» **GIVEN EXERCISE**: Images excluded, repeat each entry below exactly.

» **INPUT FOR THIS TASK**:
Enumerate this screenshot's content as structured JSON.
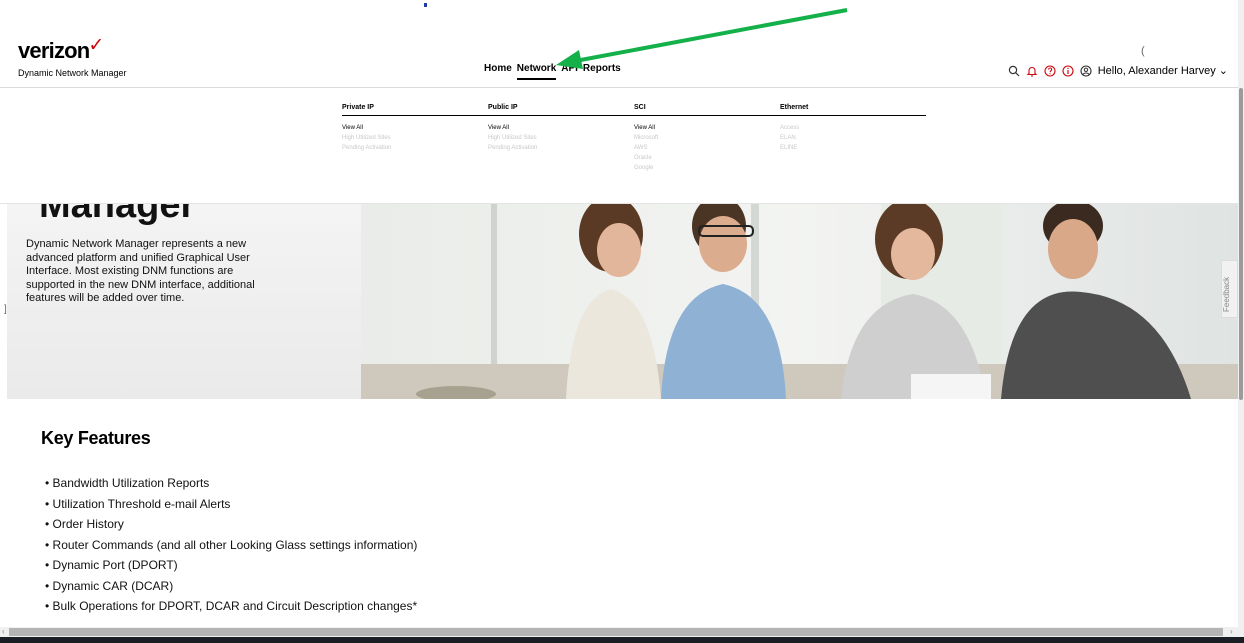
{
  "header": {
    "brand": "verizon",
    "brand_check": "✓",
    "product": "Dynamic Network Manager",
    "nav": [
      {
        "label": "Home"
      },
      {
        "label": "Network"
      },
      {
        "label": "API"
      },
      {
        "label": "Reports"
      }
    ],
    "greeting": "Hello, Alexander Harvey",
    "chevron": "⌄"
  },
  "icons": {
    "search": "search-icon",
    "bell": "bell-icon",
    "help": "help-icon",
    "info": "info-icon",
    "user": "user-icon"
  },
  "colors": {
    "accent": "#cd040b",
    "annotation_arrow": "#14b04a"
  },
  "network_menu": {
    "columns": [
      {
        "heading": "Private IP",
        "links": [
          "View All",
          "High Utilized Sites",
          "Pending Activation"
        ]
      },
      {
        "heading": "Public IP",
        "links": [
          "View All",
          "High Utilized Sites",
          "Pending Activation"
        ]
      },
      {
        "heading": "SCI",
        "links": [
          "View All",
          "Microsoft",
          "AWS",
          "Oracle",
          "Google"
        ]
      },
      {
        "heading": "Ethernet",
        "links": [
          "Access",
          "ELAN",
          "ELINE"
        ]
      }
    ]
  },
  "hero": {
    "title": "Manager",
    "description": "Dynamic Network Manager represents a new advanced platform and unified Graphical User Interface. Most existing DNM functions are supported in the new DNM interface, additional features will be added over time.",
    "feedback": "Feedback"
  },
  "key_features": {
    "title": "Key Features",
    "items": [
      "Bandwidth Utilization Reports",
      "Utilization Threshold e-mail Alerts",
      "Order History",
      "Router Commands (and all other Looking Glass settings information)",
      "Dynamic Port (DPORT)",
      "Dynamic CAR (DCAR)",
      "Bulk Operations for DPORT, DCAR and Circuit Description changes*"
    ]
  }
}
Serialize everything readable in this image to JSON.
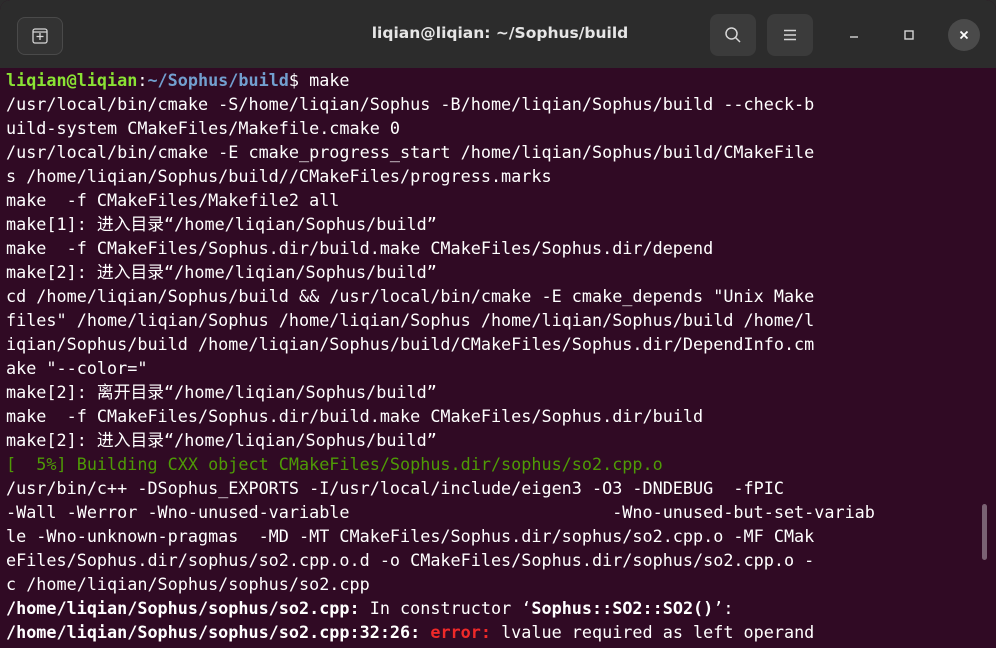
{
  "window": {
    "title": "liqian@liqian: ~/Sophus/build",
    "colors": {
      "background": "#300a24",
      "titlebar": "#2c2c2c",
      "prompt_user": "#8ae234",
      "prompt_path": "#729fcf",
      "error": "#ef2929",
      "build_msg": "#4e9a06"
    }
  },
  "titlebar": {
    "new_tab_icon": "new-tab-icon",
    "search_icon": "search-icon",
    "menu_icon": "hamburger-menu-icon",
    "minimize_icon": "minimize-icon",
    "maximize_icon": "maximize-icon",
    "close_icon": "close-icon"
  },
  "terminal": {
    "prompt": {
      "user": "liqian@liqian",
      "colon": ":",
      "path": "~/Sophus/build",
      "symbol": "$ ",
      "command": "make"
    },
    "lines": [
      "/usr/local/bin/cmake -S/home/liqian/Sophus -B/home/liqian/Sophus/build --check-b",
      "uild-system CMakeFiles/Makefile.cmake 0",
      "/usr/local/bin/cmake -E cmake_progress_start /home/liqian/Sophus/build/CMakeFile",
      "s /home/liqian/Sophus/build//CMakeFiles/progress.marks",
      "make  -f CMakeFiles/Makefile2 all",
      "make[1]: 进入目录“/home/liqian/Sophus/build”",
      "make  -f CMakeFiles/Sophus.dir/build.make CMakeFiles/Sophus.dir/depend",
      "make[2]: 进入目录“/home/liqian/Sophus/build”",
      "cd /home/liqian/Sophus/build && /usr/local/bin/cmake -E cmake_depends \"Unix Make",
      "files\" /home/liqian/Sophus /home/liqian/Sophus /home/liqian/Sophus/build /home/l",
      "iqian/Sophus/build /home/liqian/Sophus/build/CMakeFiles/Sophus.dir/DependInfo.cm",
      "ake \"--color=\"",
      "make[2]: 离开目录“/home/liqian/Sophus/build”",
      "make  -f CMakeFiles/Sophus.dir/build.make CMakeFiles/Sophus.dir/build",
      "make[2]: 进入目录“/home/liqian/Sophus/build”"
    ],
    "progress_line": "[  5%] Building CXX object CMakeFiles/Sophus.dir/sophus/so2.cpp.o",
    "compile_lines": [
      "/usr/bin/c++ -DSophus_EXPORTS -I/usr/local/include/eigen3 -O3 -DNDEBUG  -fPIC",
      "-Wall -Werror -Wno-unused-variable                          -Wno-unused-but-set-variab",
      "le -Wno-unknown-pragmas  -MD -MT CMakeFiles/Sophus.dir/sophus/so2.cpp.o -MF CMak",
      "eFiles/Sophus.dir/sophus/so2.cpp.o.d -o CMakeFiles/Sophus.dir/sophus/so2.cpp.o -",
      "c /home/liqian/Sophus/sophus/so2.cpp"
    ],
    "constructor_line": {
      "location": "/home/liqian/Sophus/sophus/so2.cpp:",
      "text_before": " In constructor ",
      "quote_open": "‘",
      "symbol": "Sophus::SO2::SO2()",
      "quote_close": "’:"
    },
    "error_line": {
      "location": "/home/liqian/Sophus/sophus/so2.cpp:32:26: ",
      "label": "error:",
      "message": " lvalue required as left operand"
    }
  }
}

» **OUTPUT**:
Enumerate this screenshot's content as structured JSON.
{
  "header": {
    "brand": "verizon",
    "brand_check": "✓",
    "product": "Dynamic Network Manager",
    "nav": [
      {
        "label": "Home"
      },
      {
        "label": "Network"
      },
      {
        "label": "API"
      },
      {
        "label": "Reports"
      }
    ],
    "greeting": "Hello, Alexander Harvey",
    "chevron": "⌄"
  },
  "icons": {
    "search": "search-icon",
    "bell": "bell-icon",
    "help": "help-icon",
    "info": "info-icon",
    "user": "user-icon"
  },
  "colors": {
    "accent": "#cd040b",
    "annotation_arrow": "#14b04a"
  },
  "network_menu": {
    "columns": [
      {
        "heading": "Private IP",
        "links": [
          "View All",
          "High Utilized Sites",
          "Pending Activation"
        ]
      },
      {
        "heading": "Public IP",
        "links": [
          "View All",
          "High Utilized Sites",
          "Pending Activation"
        ]
      },
      {
        "heading": "SCI",
        "links": [
          "View All",
          "Microsoft",
          "AWS",
          "Oracle",
          "Google"
        ]
      },
      {
        "heading": "Ethernet",
        "links": [
          "Access",
          "ELAN",
          "ELINE"
        ]
      }
    ]
  },
  "hero": {
    "title": "Manager",
    "description": "Dynamic Network Manager represents a new advanced platform and unified Graphical User Interface. Most existing DNM functions are supported in the new DNM interface, additional features will be added over time.",
    "feedback": "Feedback"
  },
  "key_features": {
    "title": "Key Features",
    "items": [
      "Bandwidth Utilization Reports",
      "Utilization Threshold e-mail Alerts",
      "Order History",
      "Router Commands (and all other Looking Glass settings information)",
      "Dynamic Port (DPORT)",
      "Dynamic CAR (DCAR)",
      "Bulk Operations for DPORT, DCAR and Circuit Description changes*"
    ]
  }
}
Serialize everything readable in this image to JSON.
{
  "window": {
    "title": "liqian@liqian: ~/Sophus/build",
    "colors": {
      "background": "#300a24",
      "titlebar": "#2c2c2c",
      "prompt_user": "#8ae234",
      "prompt_path": "#729fcf",
      "error": "#ef2929",
      "build_msg": "#4e9a06"
    }
  },
  "titlebar": {
    "new_tab_icon": "new-tab-icon",
    "search_icon": "search-icon",
    "menu_icon": "hamburger-menu-icon",
    "minimize_icon": "minimize-icon",
    "maximize_icon": "maximize-icon",
    "close_icon": "close-icon"
  },
  "terminal": {
    "prompt": {
      "user": "liqian@liqian",
      "colon": ":",
      "path": "~/Sophus/build",
      "symbol": "$ ",
      "command": "make"
    },
    "lines": [
      "/usr/local/bin/cmake -S/home/liqian/Sophus -B/home/liqian/Sophus/build --check-b",
      "uild-system CMakeFiles/Makefile.cmake 0",
      "/usr/local/bin/cmake -E cmake_progress_start /home/liqian/Sophus/build/CMakeFile",
      "s /home/liqian/Sophus/build//CMakeFiles/progress.marks",
      "make  -f CMakeFiles/Makefile2 all",
      "make[1]: 进入目录“/home/liqian/Sophus/build”",
      "make  -f CMakeFiles/Sophus.dir/build.make CMakeFiles/Sophus.dir/depend",
      "make[2]: 进入目录“/home/liqian/Sophus/build”",
      "cd /home/liqian/Sophus/build && /usr/local/bin/cmake -E cmake_depends \"Unix Make",
      "files\" /home/liqian/Sophus /home/liqian/Sophus /home/liqian/Sophus/build /home/l",
      "iqian/Sophus/build /home/liqian/Sophus/build/CMakeFiles/Sophus.dir/DependInfo.cm",
      "ake \"--color=\"",
      "make[2]: 离开目录“/home/liqian/Sophus/build”",
      "make  -f CMakeFiles/Sophus.dir/build.make CMakeFiles/Sophus.dir/build",
      "make[2]: 进入目录“/home/liqian/Sophus/build”"
    ],
    "progress_line": "[  5%] Building CXX object CMakeFiles/Sophus.dir/sophus/so2.cpp.o",
    "compile_lines": [
      "/usr/bin/c++ -DSophus_EXPORTS -I/usr/local/include/eigen3 -O3 -DNDEBUG  -fPIC",
      "-Wall -Werror -Wno-unused-variable                          -Wno-unused-but-set-variab",
      "le -Wno-unknown-pragmas  -MD -MT CMakeFiles/Sophus.dir/sophus/so2.cpp.o -MF CMak",
      "eFiles/Sophus.dir/sophus/so2.cpp.o.d -o CMakeFiles/Sophus.dir/sophus/so2.cpp.o -",
      "c /home/liqian/Sophus/sophus/so2.cpp"
    ],
    "constructor_line": {
      "location": "/home/liqian/Sophus/sophus/so2.cpp:",
      "text_before": " In constructor ",
      "quote_open": "‘",
      "symbol": "Sophus::SO2::SO2()",
      "quote_close": "’:"
    },
    "error_line": {
      "location": "/home/liqian/Sophus/sophus/so2.cpp:32:26: ",
      "label": "error:",
      "message": " lvalue required as left operand"
    }
  }
}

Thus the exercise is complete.